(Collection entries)

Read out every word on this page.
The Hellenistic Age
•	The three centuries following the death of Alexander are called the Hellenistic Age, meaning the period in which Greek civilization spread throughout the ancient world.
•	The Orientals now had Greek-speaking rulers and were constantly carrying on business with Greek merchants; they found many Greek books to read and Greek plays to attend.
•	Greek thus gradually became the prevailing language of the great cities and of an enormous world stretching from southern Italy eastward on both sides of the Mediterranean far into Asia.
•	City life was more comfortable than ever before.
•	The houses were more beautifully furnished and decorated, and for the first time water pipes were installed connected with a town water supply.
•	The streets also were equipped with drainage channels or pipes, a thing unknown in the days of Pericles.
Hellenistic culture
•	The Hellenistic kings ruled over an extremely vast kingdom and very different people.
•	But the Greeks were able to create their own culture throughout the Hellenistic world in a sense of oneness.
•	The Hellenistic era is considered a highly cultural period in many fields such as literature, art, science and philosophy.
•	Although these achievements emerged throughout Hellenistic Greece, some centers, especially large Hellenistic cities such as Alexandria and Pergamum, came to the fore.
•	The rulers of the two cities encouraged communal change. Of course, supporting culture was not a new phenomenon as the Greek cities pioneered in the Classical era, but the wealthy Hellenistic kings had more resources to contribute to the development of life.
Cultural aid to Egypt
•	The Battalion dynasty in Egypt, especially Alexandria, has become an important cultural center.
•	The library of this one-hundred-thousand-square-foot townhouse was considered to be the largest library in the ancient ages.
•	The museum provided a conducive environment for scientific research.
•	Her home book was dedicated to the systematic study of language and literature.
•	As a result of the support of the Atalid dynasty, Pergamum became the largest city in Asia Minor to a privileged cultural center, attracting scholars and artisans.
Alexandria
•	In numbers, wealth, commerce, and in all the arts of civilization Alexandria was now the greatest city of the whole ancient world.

▸ **TASK REQUIREMENTS**
Output the full listing without altering anything.

▸ **OUTPUT**
Read out every word on this page.
The Hellenistic Age
•	The three centuries following the death of Alexander are called the Hellenistic Age, meaning the period in which Greek civilization spread throughout the ancient world.
•	The Orientals now had Greek-speaking rulers and were constantly carrying on business with Greek merchants; they found many Greek books to read and Greek plays to attend.
•	Greek thus gradually became the prevailing language of the great cities and of an enormous world stretching from southern Italy eastward on both sides of the Mediterranean far into Asia.
•	City life was more comfortable than ever before.
•	The houses were more beautifully furnished and decorated, and for the first time water pipes were installed connected with a town water supply.
•	The streets also were equipped with drainage channels or pipes, a thing unknown in the days of Pericles.
Hellenistic culture
•	The Hellenistic kings ruled over an extremely vast kingdom and very different people.
•	But the Greeks were able to create their own culture throughout the Hellenistic world in a sense of oneness.
•	The Hellenistic era is considered a highly cultural period in many fields such as literature, art, science and philosophy.
•	Although these achievements emerged throughout Hellenistic Greece, some centers, especially large Hellenistic cities such as Alexandria and Pergamum, came to the fore.
•	The rulers of the two cities encouraged communal change. Of course, supporting culture was not a new phenomenon as the Greek cities pioneered in the Classical era, but the wealthy Hellenistic kings had more resources to contribute to the development of life.
Cultural aid to Egypt
•	The Battalion dynasty in Egypt, especially Alexandria, has become an important cultural center.
•	The library of this one-hundred-thousand-square-foot townhouse was considered to be the largest library in the ancient ages.
•	The museum provided a conducive environment for scientific research.
•	Her home book was dedicated to the systematic study of language and literature.
•	As a result of the support of the Atalid dynasty, Pergamum became the largest city in Asia Minor to a privileged cultural center, attracting scholars and artisans.
Alexandria
•	In numbers, wealth, commerce, and in all the arts of civilization Alexandria was now the greatest city of the whole ancient world.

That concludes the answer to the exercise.